The request:
Return all of the entries exactly as written.

— Start —

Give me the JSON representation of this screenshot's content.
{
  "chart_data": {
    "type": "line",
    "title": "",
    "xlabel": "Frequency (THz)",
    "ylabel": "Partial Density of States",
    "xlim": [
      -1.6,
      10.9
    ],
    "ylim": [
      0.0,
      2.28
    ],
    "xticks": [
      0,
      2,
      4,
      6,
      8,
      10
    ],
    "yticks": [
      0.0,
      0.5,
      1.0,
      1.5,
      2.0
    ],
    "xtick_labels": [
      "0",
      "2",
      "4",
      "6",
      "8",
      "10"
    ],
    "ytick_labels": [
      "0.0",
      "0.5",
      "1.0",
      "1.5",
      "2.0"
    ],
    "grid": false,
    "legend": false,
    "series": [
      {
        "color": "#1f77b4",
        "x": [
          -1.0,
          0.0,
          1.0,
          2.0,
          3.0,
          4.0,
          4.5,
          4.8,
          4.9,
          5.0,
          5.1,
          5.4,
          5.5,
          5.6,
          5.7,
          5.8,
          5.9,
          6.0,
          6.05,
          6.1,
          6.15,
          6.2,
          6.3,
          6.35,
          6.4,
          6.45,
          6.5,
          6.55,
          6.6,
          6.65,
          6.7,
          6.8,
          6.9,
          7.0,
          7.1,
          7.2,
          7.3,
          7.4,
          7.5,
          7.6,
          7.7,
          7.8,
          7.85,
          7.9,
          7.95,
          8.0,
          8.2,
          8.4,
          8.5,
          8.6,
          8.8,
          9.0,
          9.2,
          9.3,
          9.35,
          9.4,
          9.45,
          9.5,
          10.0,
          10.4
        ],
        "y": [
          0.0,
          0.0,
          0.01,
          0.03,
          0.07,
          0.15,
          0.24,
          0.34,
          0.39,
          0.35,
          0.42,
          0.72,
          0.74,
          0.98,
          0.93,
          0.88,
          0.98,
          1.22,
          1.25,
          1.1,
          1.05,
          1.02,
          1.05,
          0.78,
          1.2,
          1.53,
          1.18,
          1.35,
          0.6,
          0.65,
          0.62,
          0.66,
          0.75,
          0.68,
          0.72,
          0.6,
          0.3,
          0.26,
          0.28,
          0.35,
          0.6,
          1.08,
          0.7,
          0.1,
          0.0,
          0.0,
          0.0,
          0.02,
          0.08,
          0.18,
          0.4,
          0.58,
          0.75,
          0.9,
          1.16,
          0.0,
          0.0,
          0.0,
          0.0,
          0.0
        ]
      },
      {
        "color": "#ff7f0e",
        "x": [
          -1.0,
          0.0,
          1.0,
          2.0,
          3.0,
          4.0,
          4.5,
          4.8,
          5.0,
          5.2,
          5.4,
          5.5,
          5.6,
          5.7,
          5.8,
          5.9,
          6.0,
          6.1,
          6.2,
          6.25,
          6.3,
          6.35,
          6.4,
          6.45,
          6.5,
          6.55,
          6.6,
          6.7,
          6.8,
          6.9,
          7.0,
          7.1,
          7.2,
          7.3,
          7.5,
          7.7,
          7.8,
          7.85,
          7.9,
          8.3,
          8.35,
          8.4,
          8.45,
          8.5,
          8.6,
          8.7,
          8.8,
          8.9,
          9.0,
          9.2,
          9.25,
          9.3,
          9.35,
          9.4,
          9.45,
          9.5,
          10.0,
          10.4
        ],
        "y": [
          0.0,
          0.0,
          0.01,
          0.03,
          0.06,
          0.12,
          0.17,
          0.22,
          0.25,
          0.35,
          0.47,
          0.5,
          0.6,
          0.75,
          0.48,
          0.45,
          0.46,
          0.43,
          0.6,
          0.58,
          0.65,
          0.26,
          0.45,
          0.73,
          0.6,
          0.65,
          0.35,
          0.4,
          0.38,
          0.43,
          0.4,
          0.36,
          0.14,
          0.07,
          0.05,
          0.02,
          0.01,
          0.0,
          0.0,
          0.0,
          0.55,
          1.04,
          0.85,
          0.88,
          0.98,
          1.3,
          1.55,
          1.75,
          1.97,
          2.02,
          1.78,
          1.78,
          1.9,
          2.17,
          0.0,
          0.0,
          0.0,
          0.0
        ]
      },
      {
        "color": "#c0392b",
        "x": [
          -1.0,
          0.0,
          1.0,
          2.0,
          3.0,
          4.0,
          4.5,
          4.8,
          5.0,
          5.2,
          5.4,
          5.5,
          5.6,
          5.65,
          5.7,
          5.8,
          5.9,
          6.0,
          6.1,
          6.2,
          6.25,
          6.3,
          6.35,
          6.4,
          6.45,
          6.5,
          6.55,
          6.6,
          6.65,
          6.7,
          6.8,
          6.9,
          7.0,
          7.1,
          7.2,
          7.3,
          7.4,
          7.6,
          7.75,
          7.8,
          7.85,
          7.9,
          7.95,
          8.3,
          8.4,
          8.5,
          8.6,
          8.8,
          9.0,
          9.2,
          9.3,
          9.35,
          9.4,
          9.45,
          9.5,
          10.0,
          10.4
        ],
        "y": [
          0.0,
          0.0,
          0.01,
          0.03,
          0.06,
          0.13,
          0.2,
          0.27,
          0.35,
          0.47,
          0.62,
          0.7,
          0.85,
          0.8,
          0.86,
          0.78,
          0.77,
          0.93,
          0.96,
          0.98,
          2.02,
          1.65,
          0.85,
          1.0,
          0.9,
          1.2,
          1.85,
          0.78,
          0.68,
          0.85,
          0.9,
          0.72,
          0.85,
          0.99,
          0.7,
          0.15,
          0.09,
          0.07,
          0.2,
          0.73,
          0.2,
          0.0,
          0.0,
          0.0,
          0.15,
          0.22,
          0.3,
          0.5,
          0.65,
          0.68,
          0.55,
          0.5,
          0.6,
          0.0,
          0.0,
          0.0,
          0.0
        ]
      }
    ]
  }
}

— End —

Exercise output:
Give me the JSON representation of this screenshot's content.
{
  "chart_data": {
    "type": "line",
    "title": "",
    "xlabel": "Frequency (THz)",
    "ylabel": "Partial Density of States",
    "xlim": [
      -1.6,
      10.9
    ],
    "ylim": [
      0.0,
      2.28
    ],
    "xticks": [
      0,
      2,
      4,
      6,
      8,
      10
    ],
    "yticks": [
      0.0,
      0.5,
      1.0,
      1.5,
      2.0
    ],
    "xtick_labels": [
      "0",
      "2",
      "4",
      "6",
      "8",
      "10"
    ],
    "ytick_labels": [
      "0.0",
      "0.5",
      "1.0",
      "1.5",
      "2.0"
    ],
    "grid": false,
    "legend": false,
    "series": [
      {
        "color": "#1f77b4",
        "x": [
          -1.0,
          0.0,
          1.0,
          2.0,
          3.0,
          4.0,
          4.5,
          4.8,
          4.9,
          5.0,
          5.1,
          5.4,
          5.5,
          5.6,
          5.7,
          5.8,
          5.9,
          6.0,
          6.05,
          6.1,
          6.15,
          6.2,
          6.3,
          6.35,
          6.4,
          6.45,
          6.5,
          6.55,
          6.6,
          6.65,
          6.7,
          6.8,
          6.9,
          7.0,
          7.1,
          7.2,
          7.3,
          7.4,
          7.5,
          7.6,
          7.7,
          7.8,
          7.85,
          7.9,
          7.95,
          8.0,
          8.2,
          8.4,
          8.5,
          8.6,
          8.8,
          9.0,
          9.2,
          9.3,
          9.35,
          9.4,
          9.45,
          9.5,
          10.0,
          10.4
        ],
        "y": [
          0.0,
          0.0,
          0.01,
          0.03,
          0.07,
          0.15,
          0.24,
          0.34,
          0.39,
          0.35,
          0.42,
          0.72,
          0.74,
          0.98,
          0.93,
          0.88,
          0.98,
          1.22,
          1.25,
          1.1,
          1.05,
          1.02,
          1.05,
          0.78,
          1.2,
          1.53,
          1.18,
          1.35,
          0.6,
          0.65,
          0.62,
          0.66,
          0.75,
          0.68,
          0.72,
          0.6,
          0.3,
          0.26,
          0.28,
          0.35,
          0.6,
          1.08,
          0.7,
          0.1,
          0.0,
          0.0,
          0.0,
          0.02,
          0.08,
          0.18,
          0.4,
          0.58,
          0.75,
          0.9,
          1.16,
          0.0,
          0.0,
          0.0,
          0.0,
          0.0
        ]
      },
      {
        "color": "#ff7f0e",
        "x": [
          -1.0,
          0.0,
          1.0,
          2.0,
          3.0,
          4.0,
          4.5,
          4.8,
          5.0,
          5.2,
          5.4,
          5.5,
          5.6,
          5.7,
          5.8,
          5.9,
          6.0,
          6.1,
          6.2,
          6.25,
          6.3,
          6.35,
          6.4,
          6.45,
          6.5,
          6.55,
          6.6,
          6.7,
          6.8,
          6.9,
          7.0,
          7.1,
          7.2,
          7.3,
          7.5,
          7.7,
          7.8,
          7.85,
          7.9,
          8.3,
          8.35,
          8.4,
          8.45,
          8.5,
          8.6,
          8.7,
          8.8,
          8.9,
          9.0,
          9.2,
          9.25,
          9.3,
          9.35,
          9.4,
          9.45,
          9.5,
          10.0,
          10.4
        ],
        "y": [
          0.0,
          0.0,
          0.01,
          0.03,
          0.06,
          0.12,
          0.17,
          0.22,
          0.25,
          0.35,
          0.47,
          0.5,
          0.6,
          0.75,
          0.48,
          0.45,
          0.46,
          0.43,
          0.6,
          0.58,
          0.65,
          0.26,
          0.45,
          0.73,
          0.6,
          0.65,
          0.35,
          0.4,
          0.38,
          0.43,
          0.4,
          0.36,
          0.14,
          0.07,
          0.05,
          0.02,
          0.01,
          0.0,
          0.0,
          0.0,
          0.55,
          1.04,
          0.85,
          0.88,
          0.98,
          1.3,
          1.55,
          1.75,
          1.97,
          2.02,
          1.78,
          1.78,
          1.9,
          2.17,
          0.0,
          0.0,
          0.0,
          0.0
        ]
      },
      {
        "color": "#c0392b",
        "x": [
          -1.0,
          0.0,
          1.0,
          2.0,
          3.0,
          4.0,
          4.5,
          4.8,
          5.0,
          5.2,
          5.4,
          5.5,
          5.6,
          5.65,
          5.7,
          5.8,
          5.9,
          6.0,
          6.1,
          6.2,
          6.25,
          6.3,
          6.35,
          6.4,
          6.45,
          6.5,
          6.55,
          6.6,
          6.65,
          6.7,
          6.8,
          6.9,
          7.0,
          7.1,
          7.2,
          7.3,
          7.4,
          7.6,
          7.75,
          7.8,
          7.85,
          7.9,
          7.95,
          8.3,
          8.4,
          8.5,
          8.6,
          8.8,
          9.0,
          9.2,
          9.3,
          9.35,
          9.4,
          9.45,
          9.5,
          10.0,
          10.4
        ],
        "y": [
          0.0,
          0.0,
          0.01,
          0.03,
          0.06,
          0.13,
          0.2,
          0.27,
          0.35,
          0.47,
          0.62,
          0.7,
          0.85,
          0.8,
          0.86,
          0.78,
          0.77,
          0.93,
          0.96,
          0.98,
          2.02,
          1.65,
          0.85,
          1.0,
          0.9,
          1.2,
          1.85,
          0.78,
          0.68,
          0.85,
          0.9,
          0.72,
          0.85,
          0.99,
          0.7,
          0.15,
          0.09,
          0.07,
          0.2,
          0.73,
          0.2,
          0.0,
          0.0,
          0.0,
          0.15,
          0.22,
          0.3,
          0.5,
          0.65,
          0.68,
          0.55,
          0.5,
          0.6,
          0.0,
          0.0,
          0.0,
          0.0
        ]
      }
    ]
  }
}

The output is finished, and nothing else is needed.